Data drawn from a collection:
• • • • • • •

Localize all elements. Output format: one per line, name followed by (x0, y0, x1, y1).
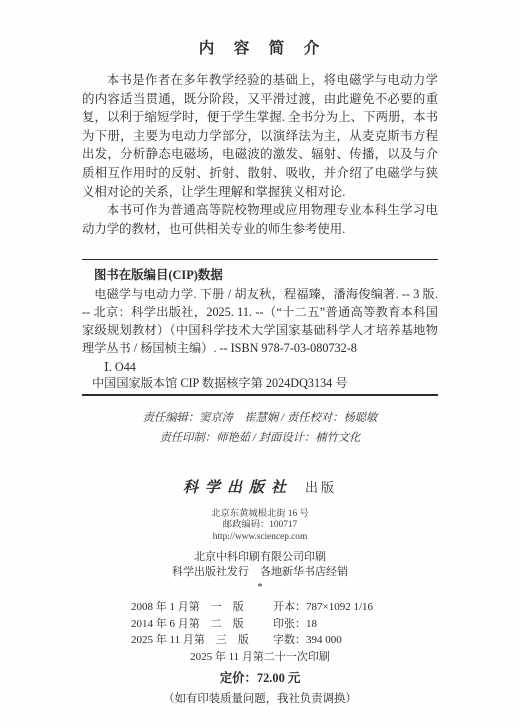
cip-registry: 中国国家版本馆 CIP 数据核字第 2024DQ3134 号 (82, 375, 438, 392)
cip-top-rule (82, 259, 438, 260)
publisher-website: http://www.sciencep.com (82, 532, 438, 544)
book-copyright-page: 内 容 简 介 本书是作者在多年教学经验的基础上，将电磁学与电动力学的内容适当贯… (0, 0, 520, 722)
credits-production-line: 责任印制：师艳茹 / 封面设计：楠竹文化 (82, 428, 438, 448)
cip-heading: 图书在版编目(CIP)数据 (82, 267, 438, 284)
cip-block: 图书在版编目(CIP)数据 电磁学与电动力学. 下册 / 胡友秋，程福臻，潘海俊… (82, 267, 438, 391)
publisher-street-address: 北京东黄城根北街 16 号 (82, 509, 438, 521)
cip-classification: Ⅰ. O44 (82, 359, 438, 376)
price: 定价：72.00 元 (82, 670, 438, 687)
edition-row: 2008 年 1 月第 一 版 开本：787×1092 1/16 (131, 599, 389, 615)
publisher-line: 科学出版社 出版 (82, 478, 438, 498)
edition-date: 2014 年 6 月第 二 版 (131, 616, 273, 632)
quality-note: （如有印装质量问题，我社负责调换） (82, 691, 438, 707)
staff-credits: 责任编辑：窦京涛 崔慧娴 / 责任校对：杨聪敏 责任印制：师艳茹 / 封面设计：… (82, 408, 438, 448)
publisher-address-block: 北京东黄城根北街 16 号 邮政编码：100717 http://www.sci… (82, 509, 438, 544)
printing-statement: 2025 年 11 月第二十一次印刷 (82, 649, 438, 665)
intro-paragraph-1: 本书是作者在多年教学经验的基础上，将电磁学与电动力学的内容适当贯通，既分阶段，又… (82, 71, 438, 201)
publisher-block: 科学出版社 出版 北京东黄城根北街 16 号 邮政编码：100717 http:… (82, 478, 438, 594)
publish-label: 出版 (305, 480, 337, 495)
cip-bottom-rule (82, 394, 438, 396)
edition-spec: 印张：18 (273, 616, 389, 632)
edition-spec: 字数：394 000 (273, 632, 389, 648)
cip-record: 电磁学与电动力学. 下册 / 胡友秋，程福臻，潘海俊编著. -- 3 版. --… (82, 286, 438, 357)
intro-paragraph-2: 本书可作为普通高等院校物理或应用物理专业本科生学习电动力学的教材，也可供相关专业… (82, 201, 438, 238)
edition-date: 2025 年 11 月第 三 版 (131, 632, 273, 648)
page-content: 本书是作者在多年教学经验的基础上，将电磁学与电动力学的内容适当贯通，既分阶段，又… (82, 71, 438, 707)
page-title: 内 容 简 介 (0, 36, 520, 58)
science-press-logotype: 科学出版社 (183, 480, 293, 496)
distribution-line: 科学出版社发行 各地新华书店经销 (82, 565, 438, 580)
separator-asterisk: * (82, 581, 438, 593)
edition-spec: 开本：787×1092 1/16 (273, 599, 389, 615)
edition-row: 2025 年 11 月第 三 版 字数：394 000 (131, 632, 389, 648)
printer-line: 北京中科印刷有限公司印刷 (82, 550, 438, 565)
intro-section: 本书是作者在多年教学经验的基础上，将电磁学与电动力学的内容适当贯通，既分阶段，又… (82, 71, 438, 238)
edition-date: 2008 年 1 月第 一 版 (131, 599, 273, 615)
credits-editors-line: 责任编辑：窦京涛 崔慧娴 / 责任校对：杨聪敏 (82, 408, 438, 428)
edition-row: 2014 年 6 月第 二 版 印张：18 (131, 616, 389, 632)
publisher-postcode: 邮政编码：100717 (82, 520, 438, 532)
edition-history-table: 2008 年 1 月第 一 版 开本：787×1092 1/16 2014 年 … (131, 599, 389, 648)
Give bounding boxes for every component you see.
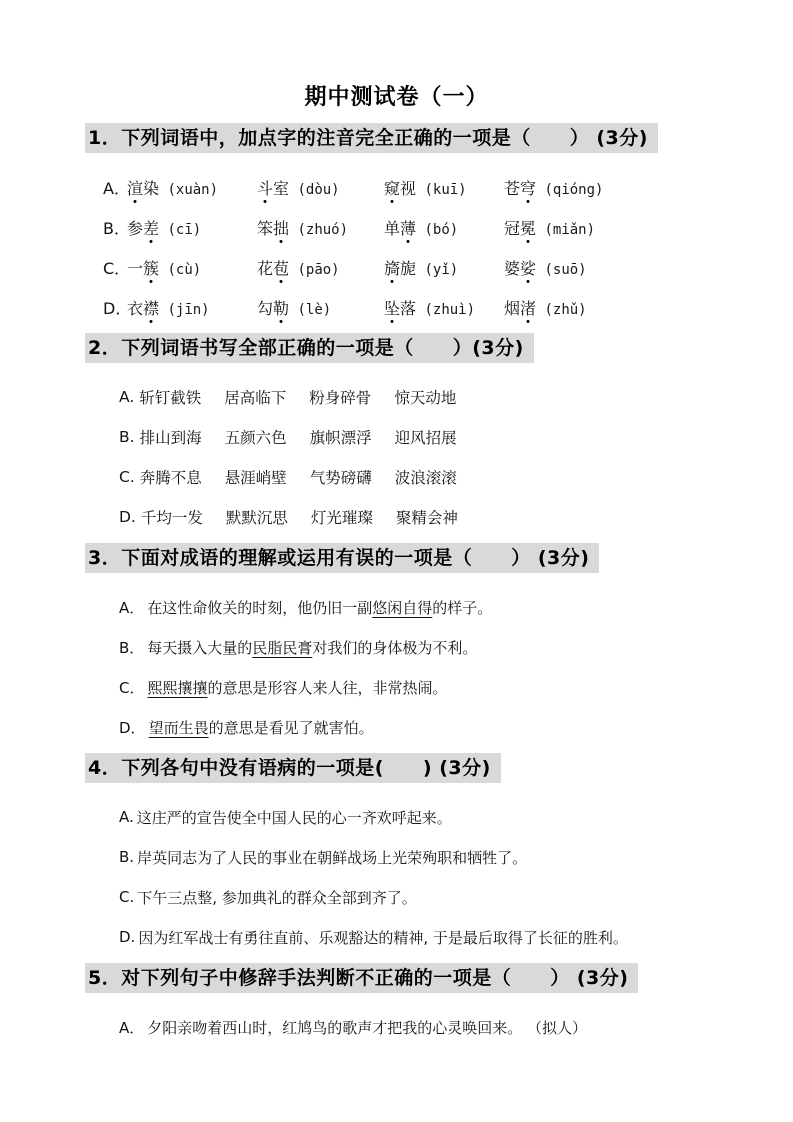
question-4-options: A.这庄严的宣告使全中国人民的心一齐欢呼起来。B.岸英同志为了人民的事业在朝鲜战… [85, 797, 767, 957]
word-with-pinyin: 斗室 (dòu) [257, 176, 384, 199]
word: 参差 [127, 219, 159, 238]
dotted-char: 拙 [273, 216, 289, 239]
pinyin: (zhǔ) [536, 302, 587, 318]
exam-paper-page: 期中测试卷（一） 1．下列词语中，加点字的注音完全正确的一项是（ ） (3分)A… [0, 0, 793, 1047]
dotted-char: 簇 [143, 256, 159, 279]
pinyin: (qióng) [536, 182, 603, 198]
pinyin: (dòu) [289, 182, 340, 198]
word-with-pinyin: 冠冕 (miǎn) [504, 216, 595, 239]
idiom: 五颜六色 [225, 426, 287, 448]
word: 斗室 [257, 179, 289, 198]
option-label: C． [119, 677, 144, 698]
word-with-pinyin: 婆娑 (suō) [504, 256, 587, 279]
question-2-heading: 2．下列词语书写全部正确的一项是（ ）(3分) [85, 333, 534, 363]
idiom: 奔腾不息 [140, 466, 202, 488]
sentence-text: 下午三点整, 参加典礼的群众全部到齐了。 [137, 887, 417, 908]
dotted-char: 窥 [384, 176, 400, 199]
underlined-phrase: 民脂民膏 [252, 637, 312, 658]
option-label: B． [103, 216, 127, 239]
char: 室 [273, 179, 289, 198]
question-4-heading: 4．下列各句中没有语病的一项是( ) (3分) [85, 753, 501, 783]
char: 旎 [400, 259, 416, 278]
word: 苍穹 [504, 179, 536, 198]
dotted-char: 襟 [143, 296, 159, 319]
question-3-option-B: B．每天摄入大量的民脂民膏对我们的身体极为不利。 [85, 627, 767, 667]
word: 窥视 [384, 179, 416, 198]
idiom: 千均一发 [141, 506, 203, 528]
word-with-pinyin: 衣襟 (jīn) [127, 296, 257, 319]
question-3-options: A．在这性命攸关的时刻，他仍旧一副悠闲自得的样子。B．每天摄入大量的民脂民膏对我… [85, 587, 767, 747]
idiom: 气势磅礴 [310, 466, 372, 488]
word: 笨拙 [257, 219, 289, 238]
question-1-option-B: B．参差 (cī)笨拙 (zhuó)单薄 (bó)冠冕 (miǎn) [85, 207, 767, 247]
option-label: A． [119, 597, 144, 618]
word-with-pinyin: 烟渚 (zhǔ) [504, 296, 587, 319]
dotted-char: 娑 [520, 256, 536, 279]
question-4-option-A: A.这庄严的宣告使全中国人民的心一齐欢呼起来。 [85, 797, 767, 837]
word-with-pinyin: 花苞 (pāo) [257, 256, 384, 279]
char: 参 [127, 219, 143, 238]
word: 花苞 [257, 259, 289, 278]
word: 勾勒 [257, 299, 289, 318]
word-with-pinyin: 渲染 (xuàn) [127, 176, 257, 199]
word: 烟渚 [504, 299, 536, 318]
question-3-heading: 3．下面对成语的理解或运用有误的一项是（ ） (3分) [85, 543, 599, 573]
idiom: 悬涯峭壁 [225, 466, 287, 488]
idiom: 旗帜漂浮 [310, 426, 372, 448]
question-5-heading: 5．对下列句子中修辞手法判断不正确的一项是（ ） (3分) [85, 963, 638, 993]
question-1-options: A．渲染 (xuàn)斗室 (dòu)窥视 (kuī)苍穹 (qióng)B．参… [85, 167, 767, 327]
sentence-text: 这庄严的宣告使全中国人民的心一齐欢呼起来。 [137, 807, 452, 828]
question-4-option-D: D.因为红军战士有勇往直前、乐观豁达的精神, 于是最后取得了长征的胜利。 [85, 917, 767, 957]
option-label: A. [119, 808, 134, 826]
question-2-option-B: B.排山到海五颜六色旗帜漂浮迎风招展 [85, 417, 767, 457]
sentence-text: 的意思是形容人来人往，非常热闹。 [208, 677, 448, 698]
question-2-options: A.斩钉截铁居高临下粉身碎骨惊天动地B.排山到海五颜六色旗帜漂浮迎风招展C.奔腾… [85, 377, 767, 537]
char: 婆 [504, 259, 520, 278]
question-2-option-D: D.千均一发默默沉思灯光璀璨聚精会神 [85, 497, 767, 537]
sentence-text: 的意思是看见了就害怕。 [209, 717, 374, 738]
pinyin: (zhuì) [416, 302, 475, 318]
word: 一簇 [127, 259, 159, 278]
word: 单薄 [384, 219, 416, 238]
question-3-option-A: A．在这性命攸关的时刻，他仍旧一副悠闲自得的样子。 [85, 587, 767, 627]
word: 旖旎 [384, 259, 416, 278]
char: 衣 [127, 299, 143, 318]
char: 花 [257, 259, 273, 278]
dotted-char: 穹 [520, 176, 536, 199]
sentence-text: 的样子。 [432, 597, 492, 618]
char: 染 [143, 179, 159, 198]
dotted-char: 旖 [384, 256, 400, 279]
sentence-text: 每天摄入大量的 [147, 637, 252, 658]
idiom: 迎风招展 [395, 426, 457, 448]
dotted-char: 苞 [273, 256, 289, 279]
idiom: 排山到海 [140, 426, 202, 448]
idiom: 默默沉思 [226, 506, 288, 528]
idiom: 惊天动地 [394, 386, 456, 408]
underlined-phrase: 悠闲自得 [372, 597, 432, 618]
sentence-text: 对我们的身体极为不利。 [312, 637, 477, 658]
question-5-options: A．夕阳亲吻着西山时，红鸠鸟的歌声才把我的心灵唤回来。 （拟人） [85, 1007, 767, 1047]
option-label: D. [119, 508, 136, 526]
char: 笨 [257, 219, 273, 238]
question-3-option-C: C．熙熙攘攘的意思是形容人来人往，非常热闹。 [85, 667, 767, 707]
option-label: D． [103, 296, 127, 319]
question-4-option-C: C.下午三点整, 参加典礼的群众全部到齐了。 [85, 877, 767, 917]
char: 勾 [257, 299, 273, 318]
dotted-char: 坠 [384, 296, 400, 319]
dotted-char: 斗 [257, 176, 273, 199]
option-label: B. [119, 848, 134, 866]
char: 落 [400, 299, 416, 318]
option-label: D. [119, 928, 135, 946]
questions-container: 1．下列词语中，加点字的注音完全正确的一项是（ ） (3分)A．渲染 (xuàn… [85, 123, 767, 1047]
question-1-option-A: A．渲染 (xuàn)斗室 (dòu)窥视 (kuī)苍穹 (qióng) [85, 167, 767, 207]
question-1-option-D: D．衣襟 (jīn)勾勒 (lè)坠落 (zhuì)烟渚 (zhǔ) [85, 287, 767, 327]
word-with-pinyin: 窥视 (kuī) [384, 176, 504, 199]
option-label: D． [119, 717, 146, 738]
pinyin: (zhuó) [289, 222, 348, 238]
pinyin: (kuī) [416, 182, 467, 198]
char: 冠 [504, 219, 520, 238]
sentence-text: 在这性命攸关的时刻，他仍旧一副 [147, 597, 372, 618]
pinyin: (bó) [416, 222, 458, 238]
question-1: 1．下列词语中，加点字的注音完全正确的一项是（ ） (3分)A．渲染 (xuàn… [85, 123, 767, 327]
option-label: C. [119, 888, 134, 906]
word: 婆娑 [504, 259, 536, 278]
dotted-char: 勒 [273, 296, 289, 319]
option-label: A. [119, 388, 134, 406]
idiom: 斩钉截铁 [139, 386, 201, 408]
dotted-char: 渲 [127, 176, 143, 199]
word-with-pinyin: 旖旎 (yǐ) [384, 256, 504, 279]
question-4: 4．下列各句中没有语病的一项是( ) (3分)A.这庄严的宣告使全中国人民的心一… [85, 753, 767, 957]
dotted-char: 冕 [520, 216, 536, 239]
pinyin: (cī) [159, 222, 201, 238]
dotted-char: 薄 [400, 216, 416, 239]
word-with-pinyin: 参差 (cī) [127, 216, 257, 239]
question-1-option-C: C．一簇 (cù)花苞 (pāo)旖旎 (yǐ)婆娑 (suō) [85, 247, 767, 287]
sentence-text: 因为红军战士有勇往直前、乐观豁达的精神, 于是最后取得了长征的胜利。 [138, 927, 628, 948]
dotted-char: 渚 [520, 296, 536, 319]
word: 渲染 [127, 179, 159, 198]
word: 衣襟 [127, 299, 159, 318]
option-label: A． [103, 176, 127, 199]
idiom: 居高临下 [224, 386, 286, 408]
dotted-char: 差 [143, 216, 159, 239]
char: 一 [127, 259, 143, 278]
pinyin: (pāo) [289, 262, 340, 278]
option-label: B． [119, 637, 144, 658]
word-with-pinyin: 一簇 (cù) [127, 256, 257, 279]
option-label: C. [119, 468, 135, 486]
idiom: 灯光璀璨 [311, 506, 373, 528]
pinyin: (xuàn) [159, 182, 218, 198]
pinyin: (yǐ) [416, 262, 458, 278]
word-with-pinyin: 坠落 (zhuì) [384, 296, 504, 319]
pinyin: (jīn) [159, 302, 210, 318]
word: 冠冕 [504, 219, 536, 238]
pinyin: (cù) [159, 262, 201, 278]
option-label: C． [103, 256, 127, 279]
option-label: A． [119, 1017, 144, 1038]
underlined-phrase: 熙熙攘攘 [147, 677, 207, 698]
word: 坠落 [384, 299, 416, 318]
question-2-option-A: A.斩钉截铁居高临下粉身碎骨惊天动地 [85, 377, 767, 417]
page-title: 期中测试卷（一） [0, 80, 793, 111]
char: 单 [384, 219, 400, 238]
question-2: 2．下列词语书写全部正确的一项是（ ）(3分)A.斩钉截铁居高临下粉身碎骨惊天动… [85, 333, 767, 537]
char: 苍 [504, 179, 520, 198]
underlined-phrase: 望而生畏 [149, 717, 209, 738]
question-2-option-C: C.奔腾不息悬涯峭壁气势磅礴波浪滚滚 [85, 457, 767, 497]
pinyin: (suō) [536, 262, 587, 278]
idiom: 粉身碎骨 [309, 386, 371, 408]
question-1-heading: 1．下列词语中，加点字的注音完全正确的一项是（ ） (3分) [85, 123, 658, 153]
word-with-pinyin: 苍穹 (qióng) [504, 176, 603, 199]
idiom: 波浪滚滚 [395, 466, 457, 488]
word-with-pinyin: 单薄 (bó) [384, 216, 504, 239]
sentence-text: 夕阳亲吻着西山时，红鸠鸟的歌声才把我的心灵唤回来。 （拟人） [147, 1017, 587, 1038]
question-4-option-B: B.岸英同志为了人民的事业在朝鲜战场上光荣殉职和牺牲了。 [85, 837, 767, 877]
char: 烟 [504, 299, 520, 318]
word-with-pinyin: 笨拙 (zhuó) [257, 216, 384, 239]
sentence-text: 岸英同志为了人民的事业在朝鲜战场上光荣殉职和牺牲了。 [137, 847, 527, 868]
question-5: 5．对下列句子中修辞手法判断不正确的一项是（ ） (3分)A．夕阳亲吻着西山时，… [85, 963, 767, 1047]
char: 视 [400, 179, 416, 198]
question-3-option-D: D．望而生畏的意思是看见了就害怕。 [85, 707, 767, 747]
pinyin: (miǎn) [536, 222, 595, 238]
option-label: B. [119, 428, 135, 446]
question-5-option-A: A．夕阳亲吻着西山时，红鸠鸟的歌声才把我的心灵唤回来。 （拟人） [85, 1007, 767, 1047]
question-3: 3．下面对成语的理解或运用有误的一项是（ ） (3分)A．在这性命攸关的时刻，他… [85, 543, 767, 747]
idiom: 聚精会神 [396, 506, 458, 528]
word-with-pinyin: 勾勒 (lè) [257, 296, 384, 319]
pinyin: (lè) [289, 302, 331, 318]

• • • • • • •

* [YOUR OBJECTIVE]:
Quote the records verbatim, starting at the line containing "797, 767, 957]" and ending at the line containing "word: 笨拙 [257, 219, 289, 238]".

* [RESPONSE TO THIS TASK]:
question-4-options: A.这庄严的宣告使全中国人民的心一齐欢呼起来。B.岸英同志为了人民的事业在朝鲜战… [85, 797, 767, 957]
word-with-pinyin: 斗室 (dòu) [257, 176, 384, 199]
word: 参差 [127, 219, 159, 238]
dotted-char: 拙 [273, 216, 289, 239]
pinyin: (zhǔ) [536, 302, 587, 318]
exam-paper-page: 期中测试卷（一） 1．下列词语中，加点字的注音完全正确的一项是（ ） (3分)A… [0, 0, 793, 1047]
dotted-char: 簇 [143, 256, 159, 279]
pinyin: (qióng) [536, 182, 603, 198]
pinyin: (dòu) [289, 182, 340, 198]
word-with-pinyin: 冠冕 (miǎn) [504, 216, 595, 239]
idiom: 五颜六色 [225, 426, 287, 448]
word: 斗室 [257, 179, 289, 198]
option-label: C． [119, 677, 144, 698]
word-with-pinyin: 婆娑 (suō) [504, 256, 587, 279]
question-2-heading: 2．下列词语书写全部正确的一项是（ ）(3分) [85, 333, 534, 363]
idiom: 奔腾不息 [140, 466, 202, 488]
sentence-text: 下午三点整, 参加典礼的群众全部到齐了。 [137, 887, 417, 908]
dotted-char: 窥 [384, 176, 400, 199]
underlined-phrase: 民脂民膏 [252, 637, 312, 658]
option-label: B． [103, 216, 127, 239]
char: 室 [273, 179, 289, 198]
question-4-heading: 4．下列各句中没有语病的一项是( ) (3分) [85, 753, 501, 783]
char: 旎 [400, 259, 416, 278]
word: 苍穹 [504, 179, 536, 198]
dotted-char: 襟 [143, 296, 159, 319]
question-3-option-B: B．每天摄入大量的民脂民膏对我们的身体极为不利。 [85, 627, 767, 667]
word: 窥视 [384, 179, 416, 198]
idiom: 千均一发 [141, 506, 203, 528]
word-with-pinyin: 衣襟 (jīn) [127, 296, 257, 319]
question-3-options: A．在这性命攸关的时刻，他仍旧一副悠闲自得的样子。B．每天摄入大量的民脂民膏对我… [85, 587, 767, 747]
idiom: 气势磅礴 [310, 466, 372, 488]
word: 笨拙 [257, 219, 289, 238]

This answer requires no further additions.